* **STATED GOAL**
Determine the number of lines in these entries that hold the word "Question". Give the number and nothing more.

BEGIN RECORDS SHOWN

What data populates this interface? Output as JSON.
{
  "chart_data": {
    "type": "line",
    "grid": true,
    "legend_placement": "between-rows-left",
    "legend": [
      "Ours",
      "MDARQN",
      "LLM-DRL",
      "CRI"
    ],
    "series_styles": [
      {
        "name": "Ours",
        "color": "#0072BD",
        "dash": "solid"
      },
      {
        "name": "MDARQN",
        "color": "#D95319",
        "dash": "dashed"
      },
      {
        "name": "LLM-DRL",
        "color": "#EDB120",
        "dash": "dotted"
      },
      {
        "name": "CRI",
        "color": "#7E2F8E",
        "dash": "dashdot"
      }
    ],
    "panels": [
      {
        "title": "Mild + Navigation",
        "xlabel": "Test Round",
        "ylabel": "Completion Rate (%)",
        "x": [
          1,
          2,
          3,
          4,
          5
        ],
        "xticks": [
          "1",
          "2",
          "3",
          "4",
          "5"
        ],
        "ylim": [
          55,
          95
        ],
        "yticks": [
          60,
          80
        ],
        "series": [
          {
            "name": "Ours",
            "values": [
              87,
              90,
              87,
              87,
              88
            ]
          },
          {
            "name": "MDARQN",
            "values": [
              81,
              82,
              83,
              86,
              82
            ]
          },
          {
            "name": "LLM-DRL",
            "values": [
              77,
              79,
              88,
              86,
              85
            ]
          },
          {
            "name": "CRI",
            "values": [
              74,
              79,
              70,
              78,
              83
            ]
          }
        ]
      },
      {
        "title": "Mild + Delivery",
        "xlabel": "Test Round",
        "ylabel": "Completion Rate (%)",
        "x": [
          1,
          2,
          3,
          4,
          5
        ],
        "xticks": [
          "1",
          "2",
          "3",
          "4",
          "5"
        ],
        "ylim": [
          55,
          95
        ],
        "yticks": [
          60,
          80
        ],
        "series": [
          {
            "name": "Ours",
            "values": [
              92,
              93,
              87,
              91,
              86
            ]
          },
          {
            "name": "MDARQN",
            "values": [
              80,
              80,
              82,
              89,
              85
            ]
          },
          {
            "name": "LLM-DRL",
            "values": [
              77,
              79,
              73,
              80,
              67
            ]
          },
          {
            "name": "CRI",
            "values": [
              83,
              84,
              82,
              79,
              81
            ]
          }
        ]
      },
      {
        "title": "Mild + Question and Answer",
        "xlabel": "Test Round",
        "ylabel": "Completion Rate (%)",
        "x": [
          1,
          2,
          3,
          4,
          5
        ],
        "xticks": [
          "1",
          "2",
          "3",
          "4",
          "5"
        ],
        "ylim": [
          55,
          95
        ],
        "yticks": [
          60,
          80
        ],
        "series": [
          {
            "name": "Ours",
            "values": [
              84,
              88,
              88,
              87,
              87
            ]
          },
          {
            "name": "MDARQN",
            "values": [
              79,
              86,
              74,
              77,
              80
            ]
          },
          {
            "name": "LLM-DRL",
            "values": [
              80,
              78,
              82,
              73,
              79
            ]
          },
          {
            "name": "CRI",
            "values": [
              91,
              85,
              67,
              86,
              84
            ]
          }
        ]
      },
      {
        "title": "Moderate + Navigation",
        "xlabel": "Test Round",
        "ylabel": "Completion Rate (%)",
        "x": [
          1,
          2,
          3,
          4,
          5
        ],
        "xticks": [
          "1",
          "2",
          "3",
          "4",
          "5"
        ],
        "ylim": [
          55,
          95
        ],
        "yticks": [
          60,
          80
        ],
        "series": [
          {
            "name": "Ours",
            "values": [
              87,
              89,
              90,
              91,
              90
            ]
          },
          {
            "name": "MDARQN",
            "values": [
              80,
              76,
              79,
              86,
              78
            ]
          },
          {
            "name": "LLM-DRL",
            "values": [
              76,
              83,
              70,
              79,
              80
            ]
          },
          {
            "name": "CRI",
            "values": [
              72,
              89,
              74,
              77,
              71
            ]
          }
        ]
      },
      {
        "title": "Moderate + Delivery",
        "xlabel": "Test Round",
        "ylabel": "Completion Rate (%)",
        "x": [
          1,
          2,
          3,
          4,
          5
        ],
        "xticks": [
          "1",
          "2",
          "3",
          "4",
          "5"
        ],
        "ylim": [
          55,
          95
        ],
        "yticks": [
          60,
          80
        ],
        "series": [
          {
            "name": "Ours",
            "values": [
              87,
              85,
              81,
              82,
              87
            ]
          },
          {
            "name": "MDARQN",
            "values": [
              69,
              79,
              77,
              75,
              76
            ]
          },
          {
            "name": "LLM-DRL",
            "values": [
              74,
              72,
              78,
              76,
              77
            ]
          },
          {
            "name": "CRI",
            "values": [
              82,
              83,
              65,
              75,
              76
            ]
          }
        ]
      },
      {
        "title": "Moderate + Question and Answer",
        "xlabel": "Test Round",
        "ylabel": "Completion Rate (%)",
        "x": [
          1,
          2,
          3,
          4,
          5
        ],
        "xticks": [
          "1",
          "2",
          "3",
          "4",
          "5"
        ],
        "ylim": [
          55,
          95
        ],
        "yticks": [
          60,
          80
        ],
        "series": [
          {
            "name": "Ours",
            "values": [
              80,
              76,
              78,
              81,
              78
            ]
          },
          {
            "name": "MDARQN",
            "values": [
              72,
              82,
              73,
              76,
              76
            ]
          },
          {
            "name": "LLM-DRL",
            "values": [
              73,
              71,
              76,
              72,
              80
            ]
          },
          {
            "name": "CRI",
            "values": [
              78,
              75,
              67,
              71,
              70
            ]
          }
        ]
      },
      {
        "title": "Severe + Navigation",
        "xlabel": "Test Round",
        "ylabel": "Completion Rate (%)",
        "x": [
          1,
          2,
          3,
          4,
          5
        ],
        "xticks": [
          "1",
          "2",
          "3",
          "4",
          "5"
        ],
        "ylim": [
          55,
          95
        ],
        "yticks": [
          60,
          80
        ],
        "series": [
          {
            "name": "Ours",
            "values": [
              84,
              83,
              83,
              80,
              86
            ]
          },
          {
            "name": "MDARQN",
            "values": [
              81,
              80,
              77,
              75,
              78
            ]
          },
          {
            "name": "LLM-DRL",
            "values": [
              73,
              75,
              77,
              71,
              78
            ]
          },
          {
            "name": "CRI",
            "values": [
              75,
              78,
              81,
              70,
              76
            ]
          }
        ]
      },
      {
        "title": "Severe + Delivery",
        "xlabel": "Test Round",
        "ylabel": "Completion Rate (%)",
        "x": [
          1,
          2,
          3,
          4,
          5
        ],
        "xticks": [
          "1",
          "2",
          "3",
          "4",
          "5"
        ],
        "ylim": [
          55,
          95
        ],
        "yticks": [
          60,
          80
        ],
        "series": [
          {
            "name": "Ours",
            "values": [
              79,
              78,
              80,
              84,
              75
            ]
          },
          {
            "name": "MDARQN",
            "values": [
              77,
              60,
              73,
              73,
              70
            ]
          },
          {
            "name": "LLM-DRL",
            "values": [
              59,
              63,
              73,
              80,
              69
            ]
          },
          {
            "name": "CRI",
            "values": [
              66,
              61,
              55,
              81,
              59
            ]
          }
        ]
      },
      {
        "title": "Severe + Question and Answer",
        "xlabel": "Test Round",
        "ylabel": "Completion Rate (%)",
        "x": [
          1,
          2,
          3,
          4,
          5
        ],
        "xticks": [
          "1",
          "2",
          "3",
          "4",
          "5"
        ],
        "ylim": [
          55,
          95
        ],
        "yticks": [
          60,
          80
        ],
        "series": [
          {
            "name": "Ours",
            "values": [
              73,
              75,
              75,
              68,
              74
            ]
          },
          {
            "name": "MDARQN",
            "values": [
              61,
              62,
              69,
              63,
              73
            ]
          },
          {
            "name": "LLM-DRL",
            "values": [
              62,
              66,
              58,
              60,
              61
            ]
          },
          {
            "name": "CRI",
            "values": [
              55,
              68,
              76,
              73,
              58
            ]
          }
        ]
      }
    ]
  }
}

END RECORDS SHOWN

* **TASK RESPONSE**
3